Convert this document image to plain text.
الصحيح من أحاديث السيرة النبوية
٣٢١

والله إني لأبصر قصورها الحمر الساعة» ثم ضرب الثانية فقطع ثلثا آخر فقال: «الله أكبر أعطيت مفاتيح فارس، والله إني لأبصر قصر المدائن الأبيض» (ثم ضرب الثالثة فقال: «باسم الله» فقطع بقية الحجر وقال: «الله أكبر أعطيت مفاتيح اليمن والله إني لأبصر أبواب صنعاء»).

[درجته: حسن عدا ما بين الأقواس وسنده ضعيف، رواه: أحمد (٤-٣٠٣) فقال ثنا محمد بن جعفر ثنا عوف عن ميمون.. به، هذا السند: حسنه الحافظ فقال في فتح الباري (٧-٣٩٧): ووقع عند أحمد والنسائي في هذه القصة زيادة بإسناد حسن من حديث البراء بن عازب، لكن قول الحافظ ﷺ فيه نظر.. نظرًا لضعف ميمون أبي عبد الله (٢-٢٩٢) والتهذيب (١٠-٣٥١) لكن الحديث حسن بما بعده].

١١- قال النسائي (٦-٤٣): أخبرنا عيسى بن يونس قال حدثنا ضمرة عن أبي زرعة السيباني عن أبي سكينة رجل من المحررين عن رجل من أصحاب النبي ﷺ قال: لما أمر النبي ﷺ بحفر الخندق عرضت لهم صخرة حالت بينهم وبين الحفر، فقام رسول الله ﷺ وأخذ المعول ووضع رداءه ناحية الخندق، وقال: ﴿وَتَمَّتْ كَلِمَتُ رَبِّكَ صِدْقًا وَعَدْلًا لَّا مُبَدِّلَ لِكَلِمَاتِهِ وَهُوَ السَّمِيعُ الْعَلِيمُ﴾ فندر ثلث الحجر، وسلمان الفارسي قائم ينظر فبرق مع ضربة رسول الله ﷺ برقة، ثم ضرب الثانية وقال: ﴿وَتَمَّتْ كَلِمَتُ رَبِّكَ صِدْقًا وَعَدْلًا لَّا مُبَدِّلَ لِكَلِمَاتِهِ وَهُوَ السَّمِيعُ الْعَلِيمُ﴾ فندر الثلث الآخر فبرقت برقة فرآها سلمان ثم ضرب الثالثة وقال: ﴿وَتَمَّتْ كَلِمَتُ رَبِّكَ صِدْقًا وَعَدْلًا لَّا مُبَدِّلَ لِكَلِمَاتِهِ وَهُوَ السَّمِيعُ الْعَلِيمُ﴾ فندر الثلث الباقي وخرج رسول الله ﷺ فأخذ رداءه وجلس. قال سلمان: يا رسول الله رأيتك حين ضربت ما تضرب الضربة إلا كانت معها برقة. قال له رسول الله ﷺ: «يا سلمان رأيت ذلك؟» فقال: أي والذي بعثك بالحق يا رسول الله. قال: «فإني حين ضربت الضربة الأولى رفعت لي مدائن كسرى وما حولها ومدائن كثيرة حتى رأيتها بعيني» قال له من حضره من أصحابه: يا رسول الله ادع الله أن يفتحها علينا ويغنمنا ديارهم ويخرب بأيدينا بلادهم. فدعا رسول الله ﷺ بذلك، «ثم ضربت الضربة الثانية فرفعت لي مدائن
┄┄┄┄┄┄┄┄┄┄┄┄┄┄┄┄┄┄┄┄
Each line that contains the string "فقال" counts once; say how many there are and nothing else.

OUTPUT OF THE TASK = 3